STATED GOAL:
Rewrite all of the rows below, swapping "recent-post-link" for "sidebar-post-link" wherever it occurs and leaving everything else unchanged.

Data listing:
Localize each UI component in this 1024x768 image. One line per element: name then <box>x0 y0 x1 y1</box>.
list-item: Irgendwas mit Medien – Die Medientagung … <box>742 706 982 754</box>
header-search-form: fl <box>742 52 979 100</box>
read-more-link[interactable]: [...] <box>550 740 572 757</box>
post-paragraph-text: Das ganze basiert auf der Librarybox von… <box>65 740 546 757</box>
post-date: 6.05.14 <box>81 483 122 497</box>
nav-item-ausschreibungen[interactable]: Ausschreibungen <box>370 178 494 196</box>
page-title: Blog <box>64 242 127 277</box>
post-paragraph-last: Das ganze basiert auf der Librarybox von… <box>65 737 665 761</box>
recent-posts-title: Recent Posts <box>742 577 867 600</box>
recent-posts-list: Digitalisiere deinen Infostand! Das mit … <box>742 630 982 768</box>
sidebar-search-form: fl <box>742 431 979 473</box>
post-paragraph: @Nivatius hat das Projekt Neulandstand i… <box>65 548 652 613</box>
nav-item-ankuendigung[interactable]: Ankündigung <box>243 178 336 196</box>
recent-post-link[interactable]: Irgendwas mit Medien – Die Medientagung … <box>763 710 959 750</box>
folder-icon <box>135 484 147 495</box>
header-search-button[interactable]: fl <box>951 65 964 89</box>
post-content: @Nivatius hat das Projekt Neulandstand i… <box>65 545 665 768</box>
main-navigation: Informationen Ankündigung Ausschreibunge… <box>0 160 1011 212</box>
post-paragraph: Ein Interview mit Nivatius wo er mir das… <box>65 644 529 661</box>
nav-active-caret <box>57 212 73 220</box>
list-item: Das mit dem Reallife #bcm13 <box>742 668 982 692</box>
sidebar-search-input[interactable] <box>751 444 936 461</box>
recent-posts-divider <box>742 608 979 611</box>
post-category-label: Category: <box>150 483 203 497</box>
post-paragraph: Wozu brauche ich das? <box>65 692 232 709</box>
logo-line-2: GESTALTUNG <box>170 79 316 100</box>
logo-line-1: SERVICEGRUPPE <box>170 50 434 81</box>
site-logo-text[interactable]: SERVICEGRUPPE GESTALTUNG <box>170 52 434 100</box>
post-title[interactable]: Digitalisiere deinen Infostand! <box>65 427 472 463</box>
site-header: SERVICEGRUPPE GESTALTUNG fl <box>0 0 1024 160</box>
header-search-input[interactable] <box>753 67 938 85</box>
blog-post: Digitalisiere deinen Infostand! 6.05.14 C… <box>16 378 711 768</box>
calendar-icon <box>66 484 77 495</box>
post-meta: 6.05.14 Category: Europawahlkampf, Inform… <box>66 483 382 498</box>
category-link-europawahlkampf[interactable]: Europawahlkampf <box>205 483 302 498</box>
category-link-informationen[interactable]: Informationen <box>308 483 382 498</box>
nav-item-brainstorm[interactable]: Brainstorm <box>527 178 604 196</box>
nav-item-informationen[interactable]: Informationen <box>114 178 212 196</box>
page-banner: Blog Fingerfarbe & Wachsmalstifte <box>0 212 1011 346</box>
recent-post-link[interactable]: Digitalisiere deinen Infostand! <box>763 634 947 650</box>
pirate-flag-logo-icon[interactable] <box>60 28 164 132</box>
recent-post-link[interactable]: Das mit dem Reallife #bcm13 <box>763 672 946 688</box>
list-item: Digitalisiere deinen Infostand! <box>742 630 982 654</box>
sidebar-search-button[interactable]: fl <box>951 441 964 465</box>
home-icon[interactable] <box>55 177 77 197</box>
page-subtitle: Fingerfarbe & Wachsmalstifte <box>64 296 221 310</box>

THE ANSWER:
Localize each UI component in this 1024x768 image. One line per element: name then <box>x0 y0 x1 y1</box>.
list-item: Irgendwas mit Medien – Die Medientagung … <box>742 706 982 754</box>
header-search-form: fl <box>742 52 979 100</box>
read-more-link[interactable]: [...] <box>550 740 572 757</box>
post-paragraph-text: Das ganze basiert auf der Librarybox von… <box>65 740 546 757</box>
post-date: 6.05.14 <box>81 483 122 497</box>
nav-item-ausschreibungen[interactable]: Ausschreibungen <box>370 178 494 196</box>
page-title: Blog <box>64 242 127 277</box>
post-paragraph-last: Das ganze basiert auf der Librarybox von… <box>65 737 665 761</box>
recent-posts-title: Recent Posts <box>742 577 867 600</box>
recent-posts-list: Digitalisiere deinen Infostand! Das mit … <box>742 630 982 768</box>
sidebar-search-form: fl <box>742 431 979 473</box>
post-paragraph: @Nivatius hat das Projekt Neulandstand i… <box>65 548 652 613</box>
nav-item-ankuendigung[interactable]: Ankündigung <box>243 178 336 196</box>
sidebar-post-link[interactable]: Irgendwas mit Medien – Die Medientagung … <box>763 710 959 750</box>
folder-icon <box>135 484 147 495</box>
header-search-button[interactable]: fl <box>951 65 964 89</box>
post-content: @Nivatius hat das Projekt Neulandstand i… <box>65 545 665 768</box>
main-navigation: Informationen Ankündigung Ausschreibunge… <box>0 160 1011 212</box>
post-paragraph: Ein Interview mit Nivatius wo er mir das… <box>65 644 529 661</box>
nav-active-caret <box>57 212 73 220</box>
list-item: Das mit dem Reallife #bcm13 <box>742 668 982 692</box>
sidebar-search-input[interactable] <box>751 444 936 461</box>
recent-posts-divider <box>742 608 979 611</box>
post-category-label: Category: <box>150 483 203 497</box>
post-paragraph: Wozu brauche ich das? <box>65 692 232 709</box>
logo-line-2: GESTALTUNG <box>170 79 316 100</box>
logo-line-1: SERVICEGRUPPE <box>170 50 434 81</box>
site-logo-text[interactable]: SERVICEGRUPPE GESTALTUNG <box>170 52 434 100</box>
post-title[interactable]: Digitalisiere deinen Infostand! <box>65 427 472 463</box>
site-header: SERVICEGRUPPE GESTALTUNG fl <box>0 0 1024 160</box>
header-search-input[interactable] <box>753 67 938 85</box>
blog-post: Digitalisiere deinen Infostand! 6.05.14 C… <box>16 378 711 768</box>
calendar-icon <box>66 484 77 495</box>
post-meta: 6.05.14 Category: Europawahlkampf, Inform… <box>66 483 382 498</box>
category-link-europawahlkampf[interactable]: Europawahlkampf <box>205 483 302 498</box>
category-link-informationen[interactable]: Informationen <box>308 483 382 498</box>
nav-item-brainstorm[interactable]: Brainstorm <box>527 178 604 196</box>
nav-item-informationen[interactable]: Informationen <box>114 178 212 196</box>
page-banner: Blog Fingerfarbe & Wachsmalstifte <box>0 212 1011 346</box>
sidebar-post-link[interactable]: Digitalisiere deinen Infostand! <box>763 634 947 650</box>
pirate-flag-logo-icon[interactable] <box>60 28 164 132</box>
sidebar-post-link[interactable]: Das mit dem Reallife #bcm13 <box>763 672 946 688</box>
list-item: Digitalisiere deinen Infostand! <box>742 630 982 654</box>
sidebar-search-button[interactable]: fl <box>951 441 964 465</box>
home-icon[interactable] <box>55 177 77 197</box>
page-subtitle: Fingerfarbe & Wachsmalstifte <box>64 296 221 310</box>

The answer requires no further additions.